> [The exercise]
Quote, verbatim, all material below, without pictures.

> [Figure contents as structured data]
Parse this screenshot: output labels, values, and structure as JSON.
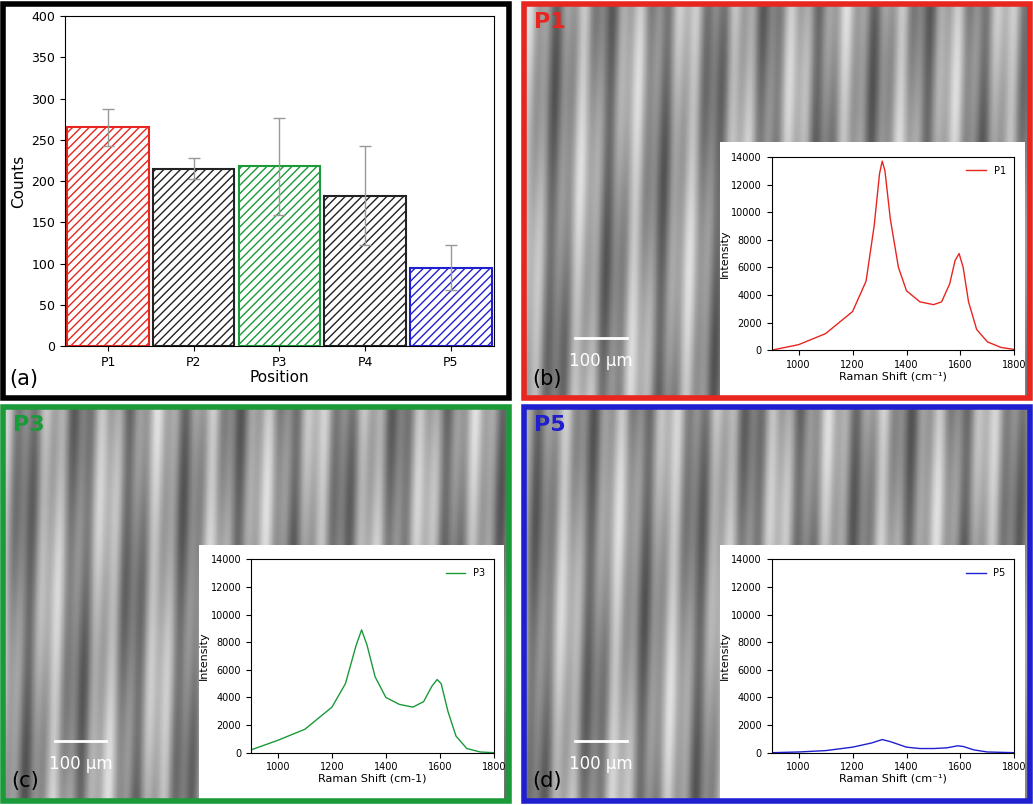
{
  "chart_data": [
    {
      "type": "bar",
      "annotations": [
        "(a)"
      ],
      "x_label": "Position",
      "y_label": "Counts",
      "categories": [
        "P1",
        "P2",
        "P3",
        "P4",
        "P5"
      ],
      "values": [
        265,
        215,
        218,
        182,
        95
      ],
      "errors": [
        23,
        13,
        59,
        60,
        27
      ],
      "colors": [
        "#e8251f",
        "#222222",
        "#1a9a38",
        "#222222",
        "#1f1fd0"
      ],
      "ylim": [
        0,
        400
      ],
      "yticks": [
        0,
        50,
        100,
        150,
        200,
        250,
        300,
        350,
        400
      ]
    },
    {
      "type": "line",
      "title": "P1",
      "annotations": [
        "(b)",
        "100 µm"
      ],
      "x_label": "Raman Shift (cm⁻¹)",
      "y_label": "Intensity",
      "legend": "upper right",
      "x": [
        900,
        1000,
        1100,
        1200,
        1250,
        1280,
        1300,
        1310,
        1320,
        1340,
        1370,
        1400,
        1450,
        1500,
        1530,
        1560,
        1580,
        1595,
        1610,
        1630,
        1660,
        1700,
        1750,
        1800
      ],
      "series": [
        {
          "name": "P1",
          "color": "#e8251f",
          "values": [
            0,
            400,
            1200,
            2800,
            5000,
            9000,
            12800,
            13700,
            13000,
            9500,
            6000,
            4300,
            3500,
            3300,
            3500,
            4800,
            6500,
            7000,
            6000,
            3500,
            1500,
            600,
            200,
            50
          ]
        }
      ],
      "xlim": [
        900,
        1800
      ],
      "xticks": [
        1000,
        1200,
        1400,
        1600,
        1800
      ],
      "ylim": [
        0,
        14000
      ],
      "yticks": [
        0,
        2000,
        4000,
        6000,
        8000,
        10000,
        12000,
        14000
      ]
    },
    {
      "type": "line",
      "title": "P3",
      "annotations": [
        "(c)",
        "100 µm"
      ],
      "x_label": "Raman Shift (cm-1)",
      "y_label": "Intensity",
      "legend": "upper right",
      "x": [
        900,
        1000,
        1100,
        1200,
        1250,
        1290,
        1310,
        1330,
        1360,
        1400,
        1450,
        1500,
        1540,
        1570,
        1590,
        1605,
        1630,
        1660,
        1700,
        1750,
        1800
      ],
      "series": [
        {
          "name": "P3",
          "color": "#1a9a38",
          "values": [
            200,
            900,
            1700,
            3300,
            5000,
            7800,
            8900,
            7800,
            5500,
            4000,
            3500,
            3300,
            3700,
            4800,
            5300,
            5000,
            3000,
            1200,
            300,
            50,
            0
          ]
        }
      ],
      "xlim": [
        900,
        1800
      ],
      "xticks": [
        1000,
        1200,
        1400,
        1600,
        1800
      ],
      "ylim": [
        0,
        14000
      ],
      "yticks": [
        0,
        2000,
        4000,
        6000,
        8000,
        10000,
        12000,
        14000
      ]
    },
    {
      "type": "line",
      "title": "P5",
      "annotations": [
        "(d)",
        "100 µm"
      ],
      "x_label": "Raman Shift (cm⁻¹)",
      "y_label": "Intensity",
      "legend": "upper right",
      "x": [
        900,
        1000,
        1100,
        1200,
        1270,
        1310,
        1340,
        1400,
        1450,
        1500,
        1550,
        1590,
        1610,
        1650,
        1700,
        1800
      ],
      "series": [
        {
          "name": "P5",
          "color": "#1f1fd0",
          "values": [
            0,
            50,
            150,
            400,
            700,
            950,
            800,
            400,
            300,
            300,
            350,
            500,
            450,
            200,
            50,
            0
          ]
        }
      ],
      "xlim": [
        900,
        1800
      ],
      "xticks": [
        1000,
        1200,
        1400,
        1600,
        1800
      ],
      "ylim": [
        0,
        14000
      ],
      "yticks": [
        0,
        2000,
        4000,
        6000,
        8000,
        10000,
        12000,
        14000
      ]
    }
  ]
}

> [Complete answer]
Parse this screenshot: output labels, values, and structure as JSON.
{
  "chart_data": [
    {
      "type": "bar",
      "annotations": [
        "(a)"
      ],
      "x_label": "Position",
      "y_label": "Counts",
      "categories": [
        "P1",
        "P2",
        "P3",
        "P4",
        "P5"
      ],
      "values": [
        265,
        215,
        218,
        182,
        95
      ],
      "errors": [
        23,
        13,
        59,
        60,
        27
      ],
      "colors": [
        "#e8251f",
        "#222222",
        "#1a9a38",
        "#222222",
        "#1f1fd0"
      ],
      "ylim": [
        0,
        400
      ],
      "yticks": [
        0,
        50,
        100,
        150,
        200,
        250,
        300,
        350,
        400
      ]
    },
    {
      "type": "line",
      "title": "P1",
      "annotations": [
        "(b)",
        "100 µm"
      ],
      "x_label": "Raman Shift (cm⁻¹)",
      "y_label": "Intensity",
      "legend": "upper right",
      "x": [
        900,
        1000,
        1100,
        1200,
        1250,
        1280,
        1300,
        1310,
        1320,
        1340,
        1370,
        1400,
        1450,
        1500,
        1530,
        1560,
        1580,
        1595,
        1610,
        1630,
        1660,
        1700,
        1750,
        1800
      ],
      "series": [
        {
          "name": "P1",
          "color": "#e8251f",
          "values": [
            0,
            400,
            1200,
            2800,
            5000,
            9000,
            12800,
            13700,
            13000,
            9500,
            6000,
            4300,
            3500,
            3300,
            3500,
            4800,
            6500,
            7000,
            6000,
            3500,
            1500,
            600,
            200,
            50
          ]
        }
      ],
      "xlim": [
        900,
        1800
      ],
      "xticks": [
        1000,
        1200,
        1400,
        1600,
        1800
      ],
      "ylim": [
        0,
        14000
      ],
      "yticks": [
        0,
        2000,
        4000,
        6000,
        8000,
        10000,
        12000,
        14000
      ]
    },
    {
      "type": "line",
      "title": "P3",
      "annotations": [
        "(c)",
        "100 µm"
      ],
      "x_label": "Raman Shift (cm-1)",
      "y_label": "Intensity",
      "legend": "upper right",
      "x": [
        900,
        1000,
        1100,
        1200,
        1250,
        1290,
        1310,
        1330,
        1360,
        1400,
        1450,
        1500,
        1540,
        1570,
        1590,
        1605,
        1630,
        1660,
        1700,
        1750,
        1800
      ],
      "series": [
        {
          "name": "P3",
          "color": "#1a9a38",
          "values": [
            200,
            900,
            1700,
            3300,
            5000,
            7800,
            8900,
            7800,
            5500,
            4000,
            3500,
            3300,
            3700,
            4800,
            5300,
            5000,
            3000,
            1200,
            300,
            50,
            0
          ]
        }
      ],
      "xlim": [
        900,
        1800
      ],
      "xticks": [
        1000,
        1200,
        1400,
        1600,
        1800
      ],
      "ylim": [
        0,
        14000
      ],
      "yticks": [
        0,
        2000,
        4000,
        6000,
        8000,
        10000,
        12000,
        14000
      ]
    },
    {
      "type": "line",
      "title": "P5",
      "annotations": [
        "(d)",
        "100 µm"
      ],
      "x_label": "Raman Shift (cm⁻¹)",
      "y_label": "Intensity",
      "legend": "upper right",
      "x": [
        900,
        1000,
        1100,
        1200,
        1270,
        1310,
        1340,
        1400,
        1450,
        1500,
        1550,
        1590,
        1610,
        1650,
        1700,
        1800
      ],
      "series": [
        {
          "name": "P5",
          "color": "#1f1fd0",
          "values": [
            0,
            50,
            150,
            400,
            700,
            950,
            800,
            400,
            300,
            300,
            350,
            500,
            450,
            200,
            50,
            0
          ]
        }
      ],
      "xlim": [
        900,
        1800
      ],
      "xticks": [
        1000,
        1200,
        1400,
        1600,
        1800
      ],
      "ylim": [
        0,
        14000
      ],
      "yticks": [
        0,
        2000,
        4000,
        6000,
        8000,
        10000,
        12000,
        14000
      ]
    }
  ]
}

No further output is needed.